• Exercise: List every line in this data where the string "JSON" occurs.

[Dataset entries]
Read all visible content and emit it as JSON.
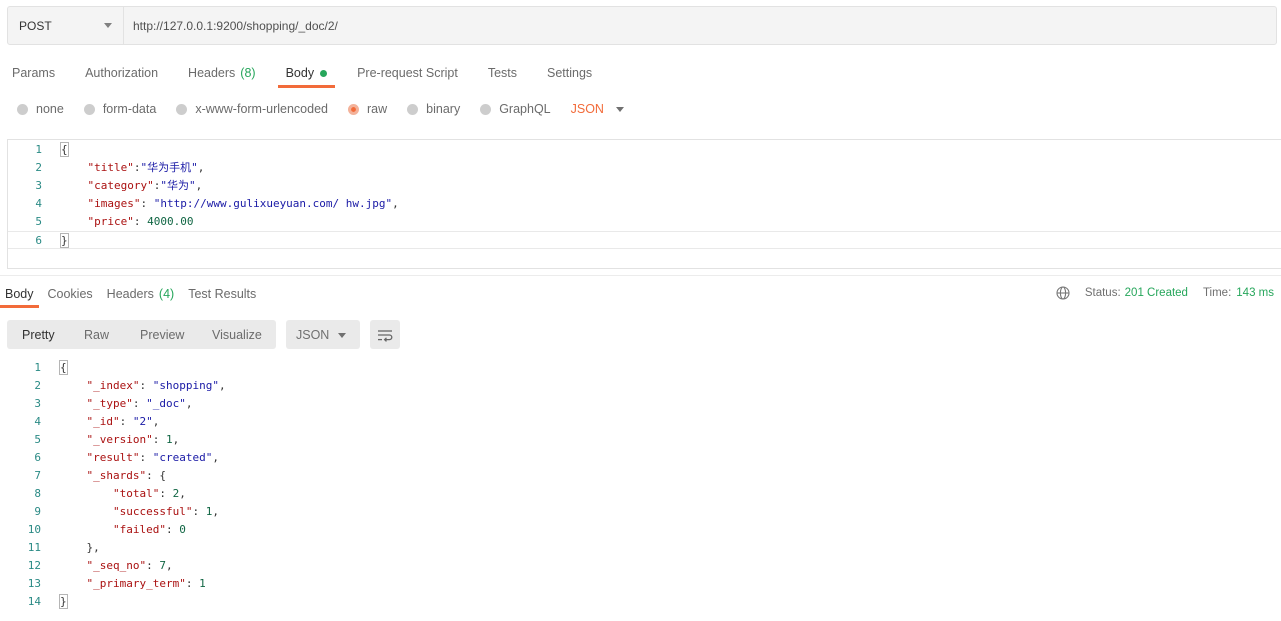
{
  "request": {
    "method": "POST",
    "url": "http://127.0.0.1:9200/shopping/_doc/2/"
  },
  "request_tabs": [
    {
      "label": "Params",
      "count": "",
      "active": false
    },
    {
      "label": "Authorization",
      "count": "",
      "active": false
    },
    {
      "label": "Headers",
      "count": "(8)",
      "active": false
    },
    {
      "label": "Body",
      "count": "",
      "active": true
    },
    {
      "label": "Pre-request Script",
      "count": "",
      "active": false
    },
    {
      "label": "Tests",
      "count": "",
      "active": false
    },
    {
      "label": "Settings",
      "count": "",
      "active": false
    }
  ],
  "body_types": [
    {
      "label": "none",
      "selected": false
    },
    {
      "label": "form-data",
      "selected": false
    },
    {
      "label": "x-www-form-urlencoded",
      "selected": false
    },
    {
      "label": "raw",
      "selected": true
    },
    {
      "label": "binary",
      "selected": false
    },
    {
      "label": "GraphQL",
      "selected": false
    }
  ],
  "body_language": "JSON",
  "request_body_lines": [
    {
      "num": "1",
      "text": "{"
    },
    {
      "num": "2",
      "text": "    \"title\":\"华为手机\","
    },
    {
      "num": "3",
      "text": "    \"category\":\"华为\","
    },
    {
      "num": "4",
      "text": "    \"images\": \"http://www.gulixueyuan.com/ hw.jpg\","
    },
    {
      "num": "5",
      "text": "    \"price\": 4000.00"
    },
    {
      "num": "6",
      "text": "}"
    }
  ],
  "response_tabs": [
    {
      "label": "Body",
      "count": "",
      "active": true
    },
    {
      "label": "Cookies",
      "count": "",
      "active": false
    },
    {
      "label": "Headers",
      "count": "(4)",
      "active": false
    },
    {
      "label": "Test Results",
      "count": "",
      "active": false
    }
  ],
  "status": {
    "status_label": "Status:",
    "status_value": "201 Created",
    "time_label": "Time:",
    "time_value": "143 ms"
  },
  "view_modes": [
    {
      "label": "Pretty",
      "active": true
    },
    {
      "label": "Raw",
      "active": false
    },
    {
      "label": "Preview",
      "active": false
    },
    {
      "label": "Visualize",
      "active": false
    }
  ],
  "response_format": "JSON",
  "response_body_lines": [
    {
      "num": "1",
      "text": "{"
    },
    {
      "num": "2",
      "text": "    \"_index\": \"shopping\","
    },
    {
      "num": "3",
      "text": "    \"_type\": \"_doc\","
    },
    {
      "num": "4",
      "text": "    \"_id\": \"2\","
    },
    {
      "num": "5",
      "text": "    \"_version\": 1,"
    },
    {
      "num": "6",
      "text": "    \"result\": \"created\","
    },
    {
      "num": "7",
      "text": "    \"_shards\": {"
    },
    {
      "num": "8",
      "text": "        \"total\": 2,"
    },
    {
      "num": "9",
      "text": "        \"successful\": 1,"
    },
    {
      "num": "10",
      "text": "        \"failed\": 0"
    },
    {
      "num": "11",
      "text": "    },"
    },
    {
      "num": "12",
      "text": "    \"_seq_no\": 7,"
    },
    {
      "num": "13",
      "text": "    \"_primary_term\": 1"
    },
    {
      "num": "14",
      "text": "}"
    }
  ],
  "colors": {
    "accent": "#f26b3a",
    "success": "#26a65b",
    "key": "#aa1111",
    "string": "#1a1aa6",
    "number": "#116644",
    "line_number": "#2a8a85"
  }
}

• Answer to the problem:
Read all visible content and emit it as JSON.
  "body_language": "JSON",
  "response_format": "JSON",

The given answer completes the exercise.